Exactly reproduce each line of the listing that follows.

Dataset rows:

= = =

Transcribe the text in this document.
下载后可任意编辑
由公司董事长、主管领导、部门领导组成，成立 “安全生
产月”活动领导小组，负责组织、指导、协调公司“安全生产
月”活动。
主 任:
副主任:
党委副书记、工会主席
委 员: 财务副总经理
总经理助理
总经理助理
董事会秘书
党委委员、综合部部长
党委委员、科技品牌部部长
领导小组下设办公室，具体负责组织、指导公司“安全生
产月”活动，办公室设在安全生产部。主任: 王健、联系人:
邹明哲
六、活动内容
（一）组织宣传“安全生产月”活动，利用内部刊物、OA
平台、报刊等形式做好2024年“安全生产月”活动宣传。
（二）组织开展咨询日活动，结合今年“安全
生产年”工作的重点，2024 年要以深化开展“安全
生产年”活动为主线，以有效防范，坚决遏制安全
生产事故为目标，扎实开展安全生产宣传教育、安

= = =

**Problem solution**
Transcribe the text in this document.
下载后可任意编辑
由公司董事长、主管领导、部门领导组成，成立 “安全生
产月”活动领导小组，负责组织、指导、协调公司“安全生产
月”活动。
主 任:
副主任:
党委副书记、工会主席
委 员: 财务副总经理
总经理助理
总经理助理
董事会秘书
党委委员、综合部部长
党委委员、科技品牌部部长
领导小组下设办公室，具体负责组织、指导公司“安全生
产月”活动，办公室设在安全生产部。主任: 王健、联系人:
邹明哲
六、活动内容
（一）组织宣传“安全生产月”活动，利用内部刊物、OA
平台、报刊等形式做好2024年“安全生产月”活动宣传。
（二）组织开展咨询日活动，结合今年“安全
生产年”工作的重点，2024 年要以深化开展“安全
生产年”活动为主线，以有效防范，坚决遏制安全
生产事故为目标，扎实开展安全生产宣传教育、安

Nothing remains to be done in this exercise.